<<<<

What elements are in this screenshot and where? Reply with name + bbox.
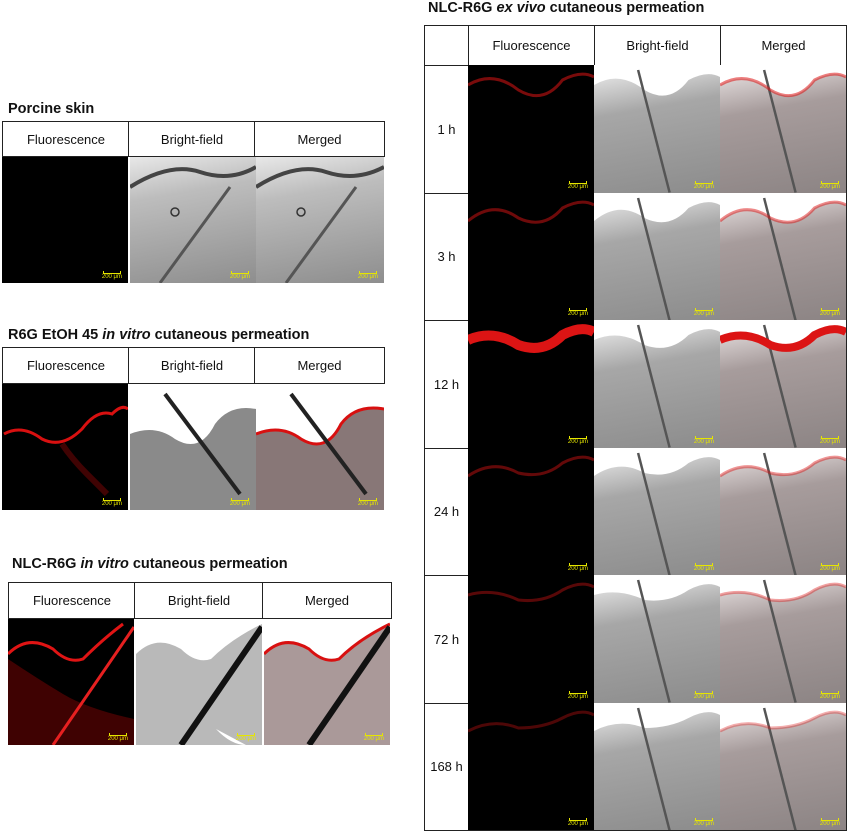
exvivo-merged-image: 200 μm xyxy=(720,575,846,703)
nlc-exvivo-title: NLC-R6G ex vivo cutaneous permeation xyxy=(428,0,704,16)
exvivo-merged-image: 200 μm xyxy=(720,65,846,193)
scale-bar: 200 μm xyxy=(102,498,122,507)
scale-bar: 200 μm xyxy=(820,691,840,700)
exvivo-merged-image: 200 μm xyxy=(720,448,846,576)
exvivo-merged-image: 200 μm xyxy=(720,703,846,831)
r6g-header-fluorescence: Fluorescence xyxy=(2,347,130,384)
exvivo-brightfield-image: 200 μm xyxy=(594,703,720,831)
r6g-brightfield-image: 200 μm xyxy=(130,384,256,510)
scale-bar: 200 μm xyxy=(102,271,122,280)
nlc-invitro-header-fluorescence: Fluorescence xyxy=(8,582,136,619)
r6g-header-brightfield: Bright-field xyxy=(128,347,256,384)
exvivo-fluorescence-image: 200 μm xyxy=(468,193,594,321)
scale-bar: 200 μm xyxy=(108,733,128,742)
r6g-etoh-title: R6G EtOH 45 in vitro cutaneous permeatio… xyxy=(8,327,309,343)
scale-bar: 200 μm xyxy=(694,181,714,190)
exvivo-row-label: 72 h xyxy=(424,575,469,704)
nlc-invitro-header-brightfield: Bright-field xyxy=(134,582,264,619)
nlc-invitro-header-merged: Merged xyxy=(262,582,392,619)
scale-bar: 200 μm xyxy=(694,691,714,700)
exvivo-brightfield-image: 200 μm xyxy=(594,575,720,703)
r6g-merged-image: 200 μm xyxy=(256,384,384,510)
scale-bar: 200 μm xyxy=(358,271,378,280)
porcine-header-brightfield: Bright-field xyxy=(128,121,256,157)
exvivo-row-label: 1 h xyxy=(424,65,469,194)
scale-bar: 200 μm xyxy=(820,563,840,572)
scale-bar: 200 μm xyxy=(568,691,588,700)
exvivo-row-label: 168 h xyxy=(424,703,469,831)
exvivo-brightfield-image: 200 μm xyxy=(594,448,720,576)
exvivo-fluorescence-image: 200 μm xyxy=(468,448,594,576)
scale-bar: 200 μm xyxy=(820,818,840,827)
exvivo-header-merged: Merged xyxy=(720,25,847,66)
exvivo-fluorescence-image: 200 μm xyxy=(468,703,594,831)
exvivo-row-label: 24 h xyxy=(424,448,469,577)
scale-bar: 200 μm xyxy=(230,271,250,280)
scale-bar: 200 μm xyxy=(358,498,378,507)
porcine-header-merged: Merged xyxy=(254,121,385,157)
porcine-header-fluorescence: Fluorescence xyxy=(2,121,130,157)
exvivo-fluorescence-image: 200 μm xyxy=(468,65,594,193)
exvivo-brightfield-image: 200 μm xyxy=(594,65,720,193)
scale-bar: 200 μm xyxy=(694,563,714,572)
r6g-header-merged: Merged xyxy=(254,347,385,384)
scale-bar: 200 μm xyxy=(568,563,588,572)
exvivo-brightfield-image: 200 μm xyxy=(594,193,720,321)
nlc-invitro-title: NLC-R6G in vitro cutaneous permeation xyxy=(12,556,288,572)
nlc-invitro-merged-image: 200 μm xyxy=(264,619,390,745)
exvivo-fluorescence-image: 200 μm xyxy=(468,320,594,448)
exvivo-row-label: 3 h xyxy=(424,193,469,322)
exvivo-header-corner xyxy=(424,25,469,66)
exvivo-fluorescence-image: 200 μm xyxy=(468,575,594,703)
scale-bar: 200 μm xyxy=(694,436,714,445)
porcine-brightfield-image: 200 μm xyxy=(130,157,256,283)
scale-bar: 200 μm xyxy=(820,181,840,190)
exvivo-brightfield-image: 200 μm xyxy=(594,320,720,448)
exvivo-merged-image: 200 μm xyxy=(720,320,846,448)
porcine-skin-title: Porcine skin xyxy=(8,101,94,117)
nlc-invitro-fluorescence-image: 200 μm xyxy=(8,619,134,745)
nlc-invitro-brightfield-image: 200 μm xyxy=(136,619,262,745)
exvivo-header-fluorescence: Fluorescence xyxy=(468,25,595,66)
porcine-fluorescence-image: 200 μm xyxy=(2,157,128,283)
scale-bar: 200 μm xyxy=(568,818,588,827)
scale-bar: 200 μm xyxy=(694,308,714,317)
scale-bar: 200 μm xyxy=(568,436,588,445)
scale-bar: 200 μm xyxy=(568,308,588,317)
exvivo-header-brightfield: Bright-field xyxy=(594,25,721,66)
scale-bar: 200 μm xyxy=(230,498,250,507)
r6g-fluorescence-image: 200 μm xyxy=(2,384,128,510)
exvivo-merged-image: 200 μm xyxy=(720,193,846,321)
porcine-merged-image: 200 μm xyxy=(256,157,384,283)
scale-bar: 200 μm xyxy=(364,733,384,742)
scale-bar: 200 μm xyxy=(820,436,840,445)
scale-bar: 200 μm xyxy=(820,308,840,317)
scale-bar: 200 μm xyxy=(236,733,256,742)
scale-bar: 200 μm xyxy=(568,181,588,190)
scale-bar: 200 μm xyxy=(694,818,714,827)
exvivo-row-label: 12 h xyxy=(424,320,469,449)
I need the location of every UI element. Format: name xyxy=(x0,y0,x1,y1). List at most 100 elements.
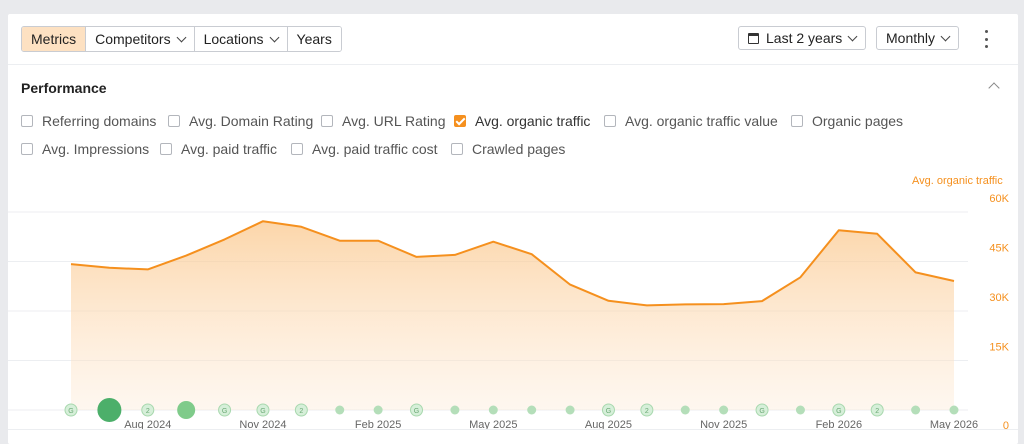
metric-label: Avg. Domain Rating xyxy=(189,113,314,129)
annotation-marker xyxy=(97,398,122,422)
y-tick-label: 0 xyxy=(1003,420,1009,429)
checkbox-icon[interactable] xyxy=(160,143,172,155)
checkbox-icon[interactable] xyxy=(791,115,803,127)
x-tick-label: Nov 2025 xyxy=(700,419,747,429)
checkbox-checked-icon[interactable] xyxy=(454,115,466,127)
metric-checkbox[interactable]: Organic pages xyxy=(791,113,903,129)
y-tick-label: 30K xyxy=(989,292,1009,304)
chevron-down-icon xyxy=(847,31,858,41)
series-axis-label: Avg. organic traffic xyxy=(912,175,1003,187)
metric-checkbox[interactable]: Crawled pages xyxy=(451,141,565,157)
checkbox-icon[interactable] xyxy=(168,115,180,127)
annotation-marker xyxy=(488,405,498,415)
x-tick-label: Feb 2025 xyxy=(355,419,401,429)
annotation-marker xyxy=(450,405,460,415)
annotation-marker xyxy=(218,403,232,417)
calendar-icon xyxy=(748,32,759,44)
annotation-marker-label: G xyxy=(606,408,611,415)
checkbox-icon[interactable] xyxy=(21,143,33,155)
metric-label: Avg. paid traffic xyxy=(181,141,277,157)
tab-metrics[interactable]: Metrics xyxy=(22,27,87,51)
overview-card: Metrics Competitors Locations Years Last… xyxy=(8,14,1018,444)
date-range-dropdown[interactable]: Last 2 years xyxy=(738,26,867,50)
annotation-marker xyxy=(177,401,196,419)
annotation-marker xyxy=(949,405,959,415)
series-area xyxy=(71,221,954,410)
annotation-marker xyxy=(335,405,345,415)
metric-label: Referring domains xyxy=(42,113,157,129)
metric-checkbox[interactable]: Avg. Impressions xyxy=(21,141,149,157)
annotation-marker xyxy=(640,403,654,417)
metric-checkbox[interactable]: Avg. paid traffic xyxy=(160,141,277,157)
x-tick-label: Aug 2025 xyxy=(585,419,632,429)
annotation-marker-label: G xyxy=(222,408,227,415)
date-range-label: Last 2 years xyxy=(766,30,843,46)
tab-label: Years xyxy=(296,31,332,47)
checkbox-icon[interactable] xyxy=(451,143,463,155)
view-tabs: Metrics Competitors Locations Years xyxy=(21,26,342,52)
annotation-marker xyxy=(373,405,383,415)
x-tick-label: May 2025 xyxy=(469,419,517,429)
annotation-marker xyxy=(832,403,846,417)
metric-checkbox[interactable]: Avg. paid traffic cost xyxy=(291,141,438,157)
annotation-marker-label: 2 xyxy=(299,408,303,415)
tab-locations[interactable]: Locations xyxy=(194,27,288,51)
metric-checkbox[interactable]: Avg. organic traffic xyxy=(454,113,590,129)
granularity-dropdown[interactable]: Monthly xyxy=(876,26,960,50)
tab-years[interactable]: Years xyxy=(287,27,341,51)
annotation-marker-label: G xyxy=(836,408,841,415)
series-line xyxy=(70,220,955,307)
tab-label: Locations xyxy=(203,31,264,47)
chevron-down-icon xyxy=(176,32,187,42)
checkbox-icon[interactable] xyxy=(291,143,303,155)
annotation-marker-label: G xyxy=(759,408,764,415)
annotation-marker xyxy=(527,405,537,415)
toolbar: Metrics Competitors Locations Years Last… xyxy=(8,14,1018,65)
annotation-marker-label: G xyxy=(68,408,73,415)
x-tick-label: May 2026 xyxy=(930,419,978,429)
metric-checkbox[interactable]: Avg. organic traffic value xyxy=(604,113,778,129)
checkbox-icon[interactable] xyxy=(321,115,333,127)
metric-checkbox[interactable]: Avg. URL Rating xyxy=(321,113,446,129)
metric-label: Avg. URL Rating xyxy=(342,113,446,129)
kebab-menu-icon[interactable] xyxy=(982,30,990,48)
y-tick-label: 60K xyxy=(989,193,1009,205)
annotation-marker xyxy=(565,405,575,415)
annotation-marker-label: 2 xyxy=(645,408,649,415)
y-tick-label: 45K xyxy=(989,243,1009,255)
annotation-marker xyxy=(680,405,690,415)
annotation-marker-label: 2 xyxy=(875,408,879,415)
x-tick-label: Nov 2024 xyxy=(239,419,286,429)
annotation-marker xyxy=(64,403,78,417)
tab-label: Metrics xyxy=(31,31,77,47)
metric-label: Crawled pages xyxy=(472,141,566,157)
x-tick-label: Feb 2026 xyxy=(816,419,862,429)
metric-label: Organic pages xyxy=(812,113,904,129)
annotation-marker xyxy=(755,403,769,417)
chevron-down-icon xyxy=(269,32,279,42)
annotation-marker xyxy=(719,405,729,415)
annotation-marker xyxy=(256,403,270,417)
section-title: Performance xyxy=(21,80,107,96)
x-tick-label: Aug 2024 xyxy=(124,419,171,429)
divider xyxy=(8,429,1018,430)
chevron-down-icon xyxy=(940,31,951,41)
metric-label: Avg. organic traffic xyxy=(475,113,591,129)
chevron-up-icon[interactable] xyxy=(988,82,1000,94)
y-tick-label: 15K xyxy=(989,342,1009,354)
annotation-marker-label: G xyxy=(260,408,265,415)
metric-label: Avg. paid traffic cost xyxy=(312,141,438,157)
tab-label: Competitors xyxy=(95,31,171,47)
annotation-marker xyxy=(601,403,615,417)
annotation-marker xyxy=(911,405,921,415)
checkbox-icon[interactable] xyxy=(604,115,616,127)
annotation-marker xyxy=(870,403,884,417)
tab-competitors[interactable]: Competitors xyxy=(86,27,195,51)
checkbox-icon[interactable] xyxy=(21,115,33,127)
metric-checkbox[interactable]: Avg. Domain Rating xyxy=(168,113,313,129)
annotation-marker xyxy=(410,403,424,417)
traffic-chart: 0 15K 30K 45K 60K Aug 2024 Nov 2024 Feb 2025 May… xyxy=(8,193,1010,429)
metric-label: Avg. Impressions xyxy=(42,141,150,157)
annotation-marker-label: 2 xyxy=(146,408,150,415)
metric-checkbox[interactable]: Referring domains xyxy=(21,113,156,129)
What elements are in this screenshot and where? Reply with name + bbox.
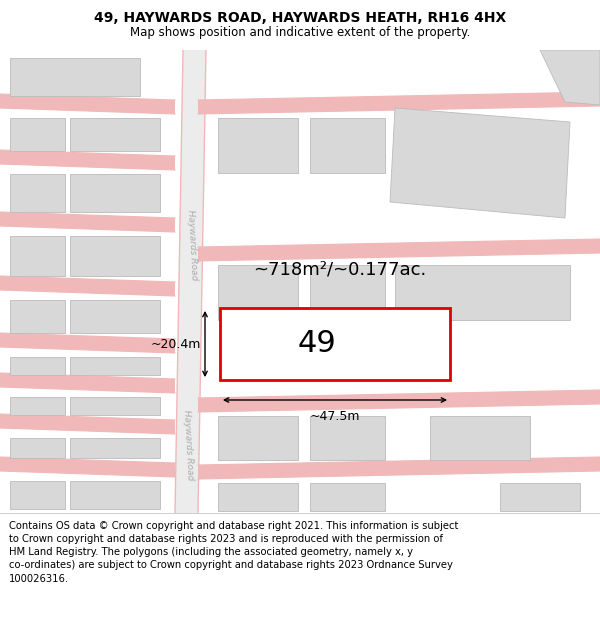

>>>>

• [What you are asked to do] Output the rows starting at the line containing "exvivo-merged-image: 200 μm xyxy=(720,575,846,703)" and ending at the line containing "r6g-merged-image: 200 μm" as a Markdown table with the columns No. and Entry, omitting blank lines.

• [Completed task]
| No. | Entry |
|---|---|
| 1 | exvivo-merged-image: 200 μm xyxy=(720,575,846,703) |
| 2 | nlc-exvivo-title: NLC-R6G ex vivo cutaneous permeation xyxy=(428,0,704,16) |
| 3 | exvivo-merged-image: 200 μm xyxy=(720,65,846,193) |
| 4 | scale-bar: 200 μm xyxy=(102,498,122,507) |
| 5 | scale-bar: 200 μm xyxy=(820,691,840,700) |
| 6 | exvivo-merged-image: 200 μm xyxy=(720,448,846,576) |
| 7 | exvivo-merged-image: 200 μm xyxy=(720,703,846,831) |
| 8 | r6g-header-fluorescence: Fluorescence xyxy=(2,347,130,384) |
| 9 | exvivo-brightfield-image: 200 μm xyxy=(594,703,720,831) |
| 10 | r6g-brightfield-image: 200 μm xyxy=(130,384,256,510) |
| 11 | scale-bar: 200 μm xyxy=(102,271,122,280) |
| 12 | nlc-invitro-header-fluorescence: Fluorescence xyxy=(8,582,136,619) |
| 13 | r6g-header-brightfield: Bright-field xyxy=(128,347,256,384) |
| 14 | exvivo-fluorescence-image: 200 μm xyxy=(468,193,594,321) |
| 15 | scale-bar: 200 μm xyxy=(108,733,128,742) |
| 16 | r6g-etoh-title: R6G EtOH 45 in vitro cutaneous permeatio… xyxy=(8,327,309,343) |
| 17 | scale-bar: 200 μm xyxy=(694,181,714,190) |
| 18 | exvivo-row-label: 72 h xyxy=(424,575,469,704) |
| 19 | nlc-invitro-header-brightfield: Bright-field xyxy=(134,582,264,619) |
| 20 | nlc-invitro-header-merged: Merged xyxy=(262,582,392,619) |
| 21 | scale-bar: 200 μm xyxy=(694,691,714,700) |
| 22 | exvivo-brightfield-image: 200 μm xyxy=(594,575,720,703) |
| 23 | r6g-merged-image: 200 μm xyxy=(256,384,384,510) |